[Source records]
# # # # # # #
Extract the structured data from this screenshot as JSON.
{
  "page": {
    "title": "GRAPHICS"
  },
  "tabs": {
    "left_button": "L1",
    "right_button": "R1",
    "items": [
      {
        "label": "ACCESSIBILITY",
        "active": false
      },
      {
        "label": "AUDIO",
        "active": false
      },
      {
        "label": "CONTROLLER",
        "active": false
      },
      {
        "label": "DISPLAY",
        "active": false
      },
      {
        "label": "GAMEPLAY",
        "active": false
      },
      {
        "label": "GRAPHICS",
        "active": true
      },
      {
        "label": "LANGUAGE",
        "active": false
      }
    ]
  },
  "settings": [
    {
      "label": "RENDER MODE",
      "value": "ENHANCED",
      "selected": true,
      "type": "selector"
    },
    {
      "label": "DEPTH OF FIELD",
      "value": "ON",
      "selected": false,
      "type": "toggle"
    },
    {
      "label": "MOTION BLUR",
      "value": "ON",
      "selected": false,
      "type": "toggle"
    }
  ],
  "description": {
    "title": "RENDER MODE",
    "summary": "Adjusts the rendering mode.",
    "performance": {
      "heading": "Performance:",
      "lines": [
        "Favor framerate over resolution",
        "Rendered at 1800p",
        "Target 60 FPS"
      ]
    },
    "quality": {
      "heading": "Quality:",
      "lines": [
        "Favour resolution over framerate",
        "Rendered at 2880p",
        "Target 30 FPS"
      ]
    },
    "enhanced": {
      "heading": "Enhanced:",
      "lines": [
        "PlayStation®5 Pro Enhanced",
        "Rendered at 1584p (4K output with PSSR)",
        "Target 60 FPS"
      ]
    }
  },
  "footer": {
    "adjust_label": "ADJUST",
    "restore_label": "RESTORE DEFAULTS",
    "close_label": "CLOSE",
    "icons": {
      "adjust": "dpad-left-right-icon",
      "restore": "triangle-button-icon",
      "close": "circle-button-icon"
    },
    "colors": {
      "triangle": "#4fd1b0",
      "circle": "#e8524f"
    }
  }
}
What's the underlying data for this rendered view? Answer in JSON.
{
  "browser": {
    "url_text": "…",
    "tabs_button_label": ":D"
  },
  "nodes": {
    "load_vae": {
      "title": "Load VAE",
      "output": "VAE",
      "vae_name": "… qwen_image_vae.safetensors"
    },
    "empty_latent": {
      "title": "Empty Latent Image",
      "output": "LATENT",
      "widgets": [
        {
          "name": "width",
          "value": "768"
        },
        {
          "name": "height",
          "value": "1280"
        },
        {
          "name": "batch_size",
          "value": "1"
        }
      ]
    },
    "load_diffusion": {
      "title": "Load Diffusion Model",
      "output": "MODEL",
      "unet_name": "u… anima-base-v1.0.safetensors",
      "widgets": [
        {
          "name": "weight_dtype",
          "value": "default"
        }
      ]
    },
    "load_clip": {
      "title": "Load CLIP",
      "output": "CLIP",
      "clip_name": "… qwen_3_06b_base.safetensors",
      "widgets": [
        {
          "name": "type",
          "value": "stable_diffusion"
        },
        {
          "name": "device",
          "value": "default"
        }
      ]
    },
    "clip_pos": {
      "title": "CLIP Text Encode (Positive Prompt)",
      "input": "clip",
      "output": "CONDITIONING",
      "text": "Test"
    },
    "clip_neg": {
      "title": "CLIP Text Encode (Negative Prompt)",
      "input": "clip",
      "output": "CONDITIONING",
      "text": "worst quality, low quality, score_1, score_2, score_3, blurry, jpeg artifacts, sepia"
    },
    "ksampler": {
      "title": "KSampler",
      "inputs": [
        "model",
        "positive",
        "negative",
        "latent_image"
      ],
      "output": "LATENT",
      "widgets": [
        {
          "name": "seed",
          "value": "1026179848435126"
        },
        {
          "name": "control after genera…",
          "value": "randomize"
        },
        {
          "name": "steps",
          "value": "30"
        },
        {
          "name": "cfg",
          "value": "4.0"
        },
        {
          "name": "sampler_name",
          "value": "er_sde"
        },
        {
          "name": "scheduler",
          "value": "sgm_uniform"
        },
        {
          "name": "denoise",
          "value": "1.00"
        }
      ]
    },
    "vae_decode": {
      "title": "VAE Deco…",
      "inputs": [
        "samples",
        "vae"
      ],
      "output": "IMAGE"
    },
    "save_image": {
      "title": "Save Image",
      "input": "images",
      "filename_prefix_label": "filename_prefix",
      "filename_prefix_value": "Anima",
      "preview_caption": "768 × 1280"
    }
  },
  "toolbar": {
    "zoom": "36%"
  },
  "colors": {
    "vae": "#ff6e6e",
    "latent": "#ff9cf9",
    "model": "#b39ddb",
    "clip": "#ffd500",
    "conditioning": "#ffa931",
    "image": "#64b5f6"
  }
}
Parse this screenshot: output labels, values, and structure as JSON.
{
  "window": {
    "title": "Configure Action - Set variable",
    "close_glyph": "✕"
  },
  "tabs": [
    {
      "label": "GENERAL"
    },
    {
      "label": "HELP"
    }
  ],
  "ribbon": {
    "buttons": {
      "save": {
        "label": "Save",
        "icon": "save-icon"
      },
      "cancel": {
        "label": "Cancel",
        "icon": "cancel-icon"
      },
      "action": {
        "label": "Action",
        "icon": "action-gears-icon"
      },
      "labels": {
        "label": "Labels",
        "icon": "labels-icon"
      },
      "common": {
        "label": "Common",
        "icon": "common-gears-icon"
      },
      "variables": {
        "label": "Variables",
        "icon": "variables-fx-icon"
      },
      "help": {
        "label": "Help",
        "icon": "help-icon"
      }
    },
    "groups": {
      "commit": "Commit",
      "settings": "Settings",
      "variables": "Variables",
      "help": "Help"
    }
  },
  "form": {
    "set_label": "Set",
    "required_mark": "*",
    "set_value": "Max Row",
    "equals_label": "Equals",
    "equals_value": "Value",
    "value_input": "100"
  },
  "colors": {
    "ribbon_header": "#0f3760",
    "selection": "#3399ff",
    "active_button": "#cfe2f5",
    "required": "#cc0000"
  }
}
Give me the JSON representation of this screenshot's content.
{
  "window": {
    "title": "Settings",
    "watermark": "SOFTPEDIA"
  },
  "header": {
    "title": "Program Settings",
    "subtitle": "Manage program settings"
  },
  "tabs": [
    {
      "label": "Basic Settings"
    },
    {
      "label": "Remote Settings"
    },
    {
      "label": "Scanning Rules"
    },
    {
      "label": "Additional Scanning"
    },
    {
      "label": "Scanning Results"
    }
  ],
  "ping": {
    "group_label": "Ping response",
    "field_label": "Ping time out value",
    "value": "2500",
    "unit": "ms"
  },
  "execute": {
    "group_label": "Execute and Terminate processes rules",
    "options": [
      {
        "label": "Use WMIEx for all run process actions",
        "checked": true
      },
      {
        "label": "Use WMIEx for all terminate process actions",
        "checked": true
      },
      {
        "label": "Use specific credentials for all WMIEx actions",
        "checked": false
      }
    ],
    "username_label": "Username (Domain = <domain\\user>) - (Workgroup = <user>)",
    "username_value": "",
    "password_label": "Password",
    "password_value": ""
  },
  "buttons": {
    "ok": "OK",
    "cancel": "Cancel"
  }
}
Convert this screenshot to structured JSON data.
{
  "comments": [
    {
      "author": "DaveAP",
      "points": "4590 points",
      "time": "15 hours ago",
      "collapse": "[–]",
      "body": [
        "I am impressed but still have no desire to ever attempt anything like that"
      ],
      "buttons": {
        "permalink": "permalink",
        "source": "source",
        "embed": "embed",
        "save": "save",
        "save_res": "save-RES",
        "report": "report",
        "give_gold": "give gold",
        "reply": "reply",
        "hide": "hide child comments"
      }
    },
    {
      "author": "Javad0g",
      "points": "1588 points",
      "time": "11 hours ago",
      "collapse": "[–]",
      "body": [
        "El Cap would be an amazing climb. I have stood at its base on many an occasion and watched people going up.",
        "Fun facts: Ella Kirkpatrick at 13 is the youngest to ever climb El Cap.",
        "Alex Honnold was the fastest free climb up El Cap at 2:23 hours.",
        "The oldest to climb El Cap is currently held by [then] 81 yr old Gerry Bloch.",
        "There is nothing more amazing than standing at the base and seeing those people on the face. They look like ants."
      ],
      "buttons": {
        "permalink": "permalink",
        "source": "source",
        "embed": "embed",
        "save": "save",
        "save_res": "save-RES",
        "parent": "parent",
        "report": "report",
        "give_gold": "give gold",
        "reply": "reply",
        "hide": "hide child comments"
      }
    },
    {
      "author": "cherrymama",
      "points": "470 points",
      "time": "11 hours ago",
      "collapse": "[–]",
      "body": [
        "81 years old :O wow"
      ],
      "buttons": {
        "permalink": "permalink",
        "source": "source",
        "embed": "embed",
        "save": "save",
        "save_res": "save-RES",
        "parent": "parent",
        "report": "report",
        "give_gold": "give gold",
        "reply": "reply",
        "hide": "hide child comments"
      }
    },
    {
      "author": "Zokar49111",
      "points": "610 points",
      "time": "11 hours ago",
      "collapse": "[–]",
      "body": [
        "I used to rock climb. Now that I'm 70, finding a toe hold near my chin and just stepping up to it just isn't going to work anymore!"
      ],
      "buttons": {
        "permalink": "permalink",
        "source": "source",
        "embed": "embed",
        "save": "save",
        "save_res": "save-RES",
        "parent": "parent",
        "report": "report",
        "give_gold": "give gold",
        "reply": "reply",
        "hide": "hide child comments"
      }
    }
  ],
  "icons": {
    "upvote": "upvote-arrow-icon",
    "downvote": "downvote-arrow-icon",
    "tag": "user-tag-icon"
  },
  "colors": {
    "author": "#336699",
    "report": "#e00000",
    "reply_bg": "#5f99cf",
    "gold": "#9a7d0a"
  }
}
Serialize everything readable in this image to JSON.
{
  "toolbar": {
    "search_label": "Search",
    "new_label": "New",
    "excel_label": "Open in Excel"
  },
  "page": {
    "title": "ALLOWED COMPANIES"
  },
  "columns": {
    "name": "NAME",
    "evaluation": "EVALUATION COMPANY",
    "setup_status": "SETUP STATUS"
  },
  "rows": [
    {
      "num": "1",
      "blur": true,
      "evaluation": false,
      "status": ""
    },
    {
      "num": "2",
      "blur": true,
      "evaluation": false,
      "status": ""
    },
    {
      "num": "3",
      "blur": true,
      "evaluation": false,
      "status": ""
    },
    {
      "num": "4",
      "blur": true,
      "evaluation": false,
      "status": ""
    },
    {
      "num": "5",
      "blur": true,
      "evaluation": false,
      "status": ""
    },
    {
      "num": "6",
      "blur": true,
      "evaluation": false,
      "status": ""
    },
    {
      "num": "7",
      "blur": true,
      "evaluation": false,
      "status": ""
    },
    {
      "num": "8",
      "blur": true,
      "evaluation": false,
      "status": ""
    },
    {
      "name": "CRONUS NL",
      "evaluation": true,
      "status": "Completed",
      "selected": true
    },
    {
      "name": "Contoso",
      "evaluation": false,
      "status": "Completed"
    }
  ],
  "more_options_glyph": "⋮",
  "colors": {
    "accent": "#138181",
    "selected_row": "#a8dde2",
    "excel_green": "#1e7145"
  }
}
# # # # # # #
* Goal:
Pull out every line above that holds the word "data".

* The response:
Extract the structured data from this screenshot as JSON.
What's the underlying data for this rendered view? Answer in JSON.
Convert this screenshot to structured JSON data.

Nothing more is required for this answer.